--- start of RAW DATA ---

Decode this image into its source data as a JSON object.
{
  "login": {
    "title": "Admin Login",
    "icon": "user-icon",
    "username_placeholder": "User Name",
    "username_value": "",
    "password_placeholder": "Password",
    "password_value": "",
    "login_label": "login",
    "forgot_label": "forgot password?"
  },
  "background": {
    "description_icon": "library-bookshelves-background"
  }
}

--- end of RAW DATA ---

**WHAT TO DO**
Extract every entry in the listing word for word.

**EXERCISE RESULT**
Decode this image into its source data as a JSON object.
{
  "login": {
    "title": "Admin Login",
    "icon": "user-icon",
    "username_placeholder": "User Name",
    "username_value": "",
    "password_placeholder": "Password",
    "password_value": "",
    "login_label": "login",
    "forgot_label": "forgot password?"
  },
  "background": {
    "description_icon": "library-bookshelves-background"
  }
}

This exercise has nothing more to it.